# STORED DATA:
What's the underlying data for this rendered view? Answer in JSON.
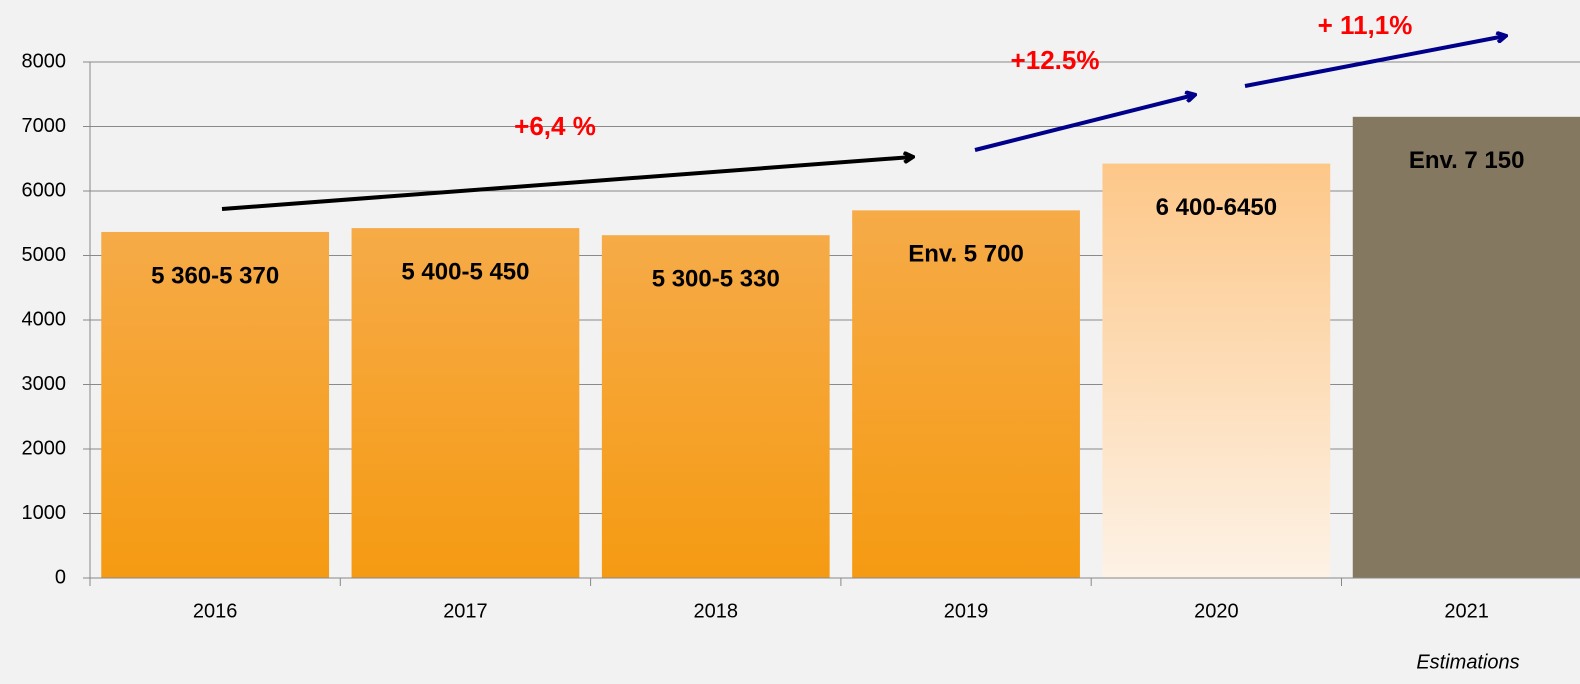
{
  "chart_data": {
    "type": "bar",
    "categories": [
      "2016",
      "2017",
      "2018",
      "2019",
      "2020",
      "2021"
    ],
    "values": [
      5365,
      5425,
      5315,
      5700,
      6425,
      7150
    ],
    "value_labels": [
      "5 360-5 370",
      "5 400-5 450",
      "5 300-5 330",
      "Env. 5 700",
      "6 400-6450",
      "Env. 7 150"
    ],
    "colors": [
      [
        "#f6ab48",
        "#f59a12"
      ],
      [
        "#f6ab48",
        "#f59a12"
      ],
      [
        "#f6ab48",
        "#f59a12"
      ],
      [
        "#f6ab48",
        "#f59a12"
      ],
      [
        "#fdc788",
        "#fdf2e6"
      ],
      [
        "#857860",
        "#857860"
      ]
    ],
    "ylim": [
      0,
      8000
    ],
    "yticks": [
      0,
      1000,
      2000,
      3000,
      4000,
      5000,
      6000,
      7000,
      8000
    ],
    "grid": true,
    "annotations": [
      "+6,4 %",
      "+12.5%",
      "+ 11,1%"
    ],
    "note": "Estimations"
  }
}
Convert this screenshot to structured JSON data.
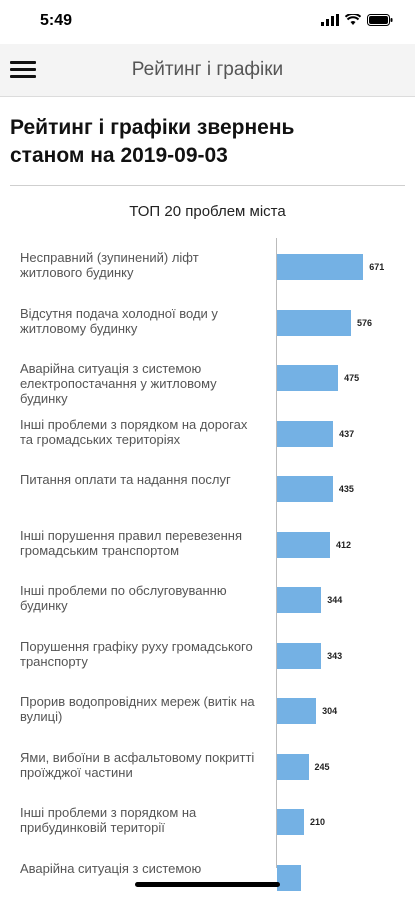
{
  "status_bar": {
    "time": "5:49"
  },
  "navbar": {
    "title": "Рейтинг і графіки"
  },
  "page": {
    "title": "Рейтинг і графіки звернень станом на 2019-09-03"
  },
  "chart_data": {
    "type": "bar",
    "orientation": "horizontal",
    "title": "ТОП 20 проблем міста",
    "categories": [
      "Несправний (зупинений) ліфт житлового будинку",
      "Відсутня подача холодної води у житловому будинку",
      "Аварійна ситуація з системою електропостачання у житловому будинку",
      "Інші проблеми з порядком на дорогах та громадських територіях",
      "Питання оплати та надання послуг",
      "Інші порушення правил перевезення громадським транспортом",
      "Інші проблеми по обслуговуванню будинку",
      "Порушення графіку руху громадського транспорту",
      "Прорив водопровідних мереж (витік на вулиці)",
      "Ями, вибоїни в асфальтовому покритті проїжджої частини",
      "Інші проблеми з порядком на прибудинковій території",
      "Аварійна ситуація з системою"
    ],
    "values": [
      671,
      576,
      475,
      437,
      435,
      412,
      344,
      343,
      304,
      245,
      210,
      null
    ],
    "value_labels": [
      "671",
      "576",
      "475",
      "437",
      "435",
      "412",
      "344",
      "343",
      "304",
      "245",
      "210",
      ""
    ],
    "bar_color": "#74b1e4",
    "xlim": [
      0,
      700
    ]
  }
}
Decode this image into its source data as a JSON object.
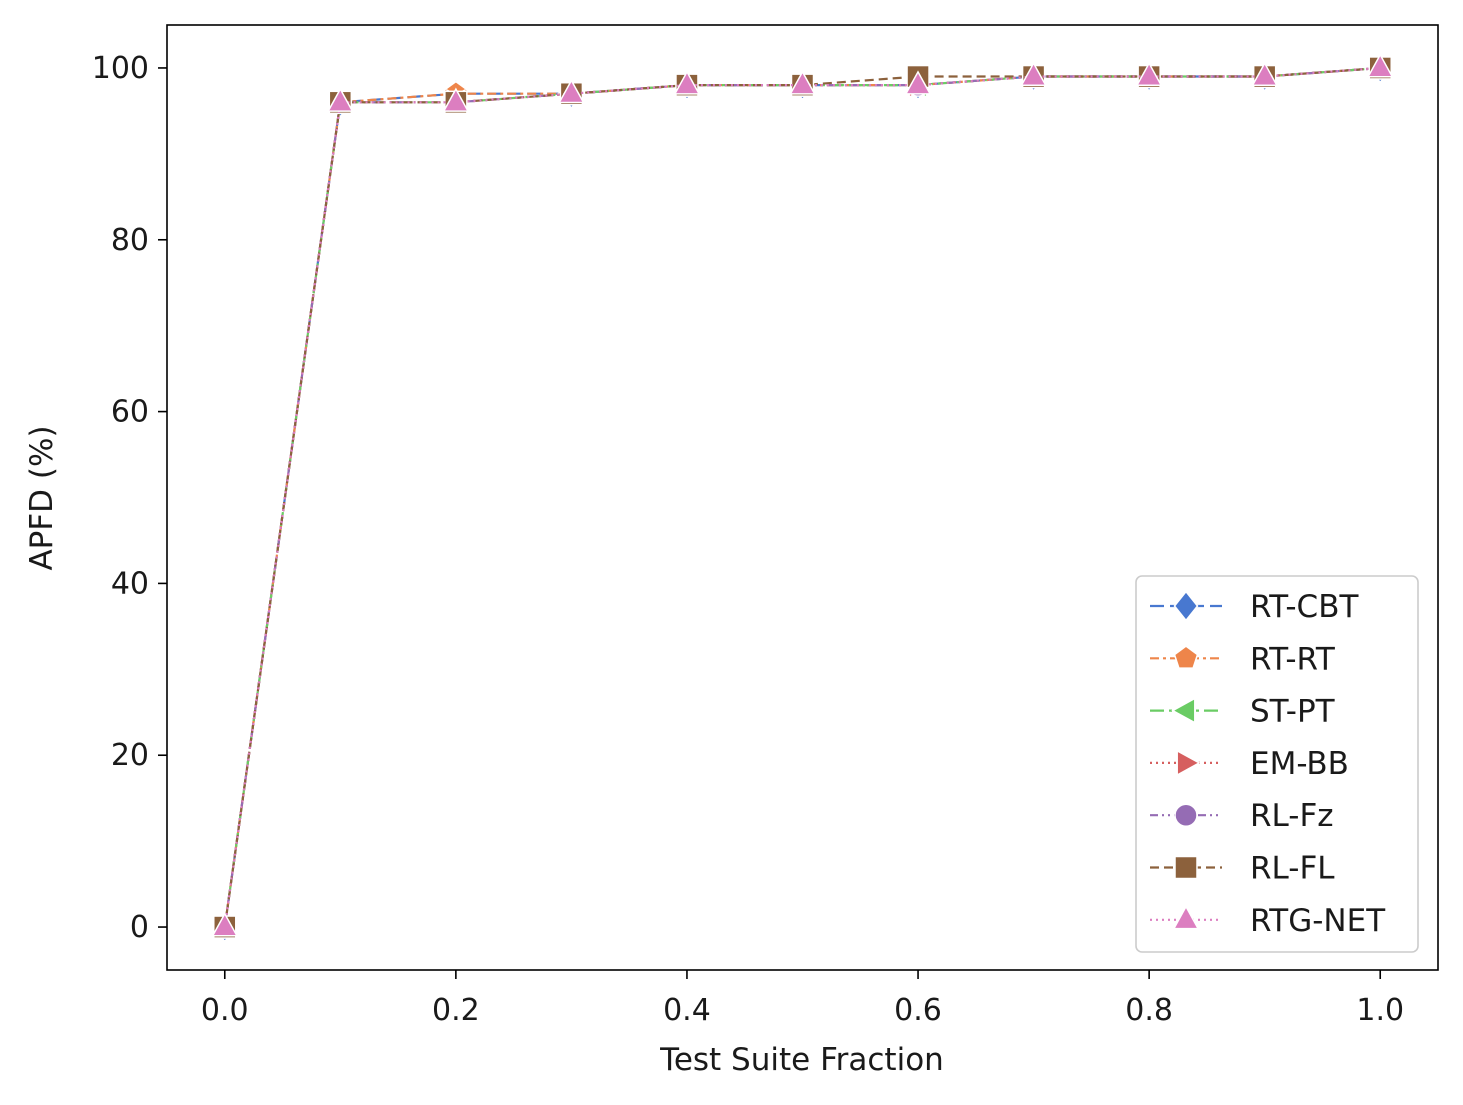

# DIRECTIONS:
Only lines with "порядком" are wanted here; list each of them.

# IN RESPONSE:
      "Інші проблеми з порядком на дорогах та громадських територіях",
      "Інші проблеми з порядком на прибудинковій території",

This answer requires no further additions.